* Begin Given information *
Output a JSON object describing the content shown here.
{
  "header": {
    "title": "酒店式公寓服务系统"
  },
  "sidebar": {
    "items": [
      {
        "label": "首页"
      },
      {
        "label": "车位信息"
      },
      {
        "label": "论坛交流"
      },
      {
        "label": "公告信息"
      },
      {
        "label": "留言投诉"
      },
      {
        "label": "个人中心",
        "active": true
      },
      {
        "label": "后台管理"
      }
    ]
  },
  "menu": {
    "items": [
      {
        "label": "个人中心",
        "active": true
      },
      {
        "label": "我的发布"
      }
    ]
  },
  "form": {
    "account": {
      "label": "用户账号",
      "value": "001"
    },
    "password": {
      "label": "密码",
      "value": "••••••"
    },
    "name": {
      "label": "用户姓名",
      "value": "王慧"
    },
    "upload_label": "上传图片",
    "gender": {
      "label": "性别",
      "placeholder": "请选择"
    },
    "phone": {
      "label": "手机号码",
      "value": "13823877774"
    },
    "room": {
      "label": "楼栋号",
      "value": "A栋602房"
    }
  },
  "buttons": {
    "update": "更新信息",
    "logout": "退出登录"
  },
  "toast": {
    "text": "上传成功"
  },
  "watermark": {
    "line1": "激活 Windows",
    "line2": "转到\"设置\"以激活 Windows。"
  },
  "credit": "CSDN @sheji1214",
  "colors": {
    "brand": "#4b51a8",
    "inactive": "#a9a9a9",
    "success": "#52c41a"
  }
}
* End Given information *
> Goal
Every entry must be output again, exactly as written above.

> Exercise response
Output a JSON object describing the content shown here.
{
  "header": {
    "title": "酒店式公寓服务系统"
  },
  "sidebar": {
    "items": [
      {
        "label": "首页"
      },
      {
        "label": "车位信息"
      },
      {
        "label": "论坛交流"
      },
      {
        "label": "公告信息"
      },
      {
        "label": "留言投诉"
      },
      {
        "label": "个人中心",
        "active": true
      },
      {
        "label": "后台管理"
      }
    ]
  },
  "menu": {
    "items": [
      {
        "label": "个人中心",
        "active": true
      },
      {
        "label": "我的发布"
      }
    ]
  },
  "form": {
    "account": {
      "label": "用户账号",
      "value": "001"
    },
    "password": {
      "label": "密码",
      "value": "••••••"
    },
    "name": {
      "label": "用户姓名",
      "value": "王慧"
    },
    "upload_label": "上传图片",
    "gender": {
      "label": "性别",
      "placeholder": "请选择"
    },
    "phone": {
      "label": "手机号码",
      "value": "13823877774"
    },
    "room": {
      "label": "楼栋号",
      "value": "A栋602房"
    }
  },
  "buttons": {
    "update": "更新信息",
    "logout": "退出登录"
  },
  "toast": {
    "text": "上传成功"
  },
  "watermark": {
    "line1": "激活 Windows",
    "line2": "转到\"设置\"以激活 Windows。"
  },
  "credit": "CSDN @sheji1214",
  "colors": {
    "brand": "#4b51a8",
    "inactive": "#a9a9a9",
    "success": "#52c41a"
  }
}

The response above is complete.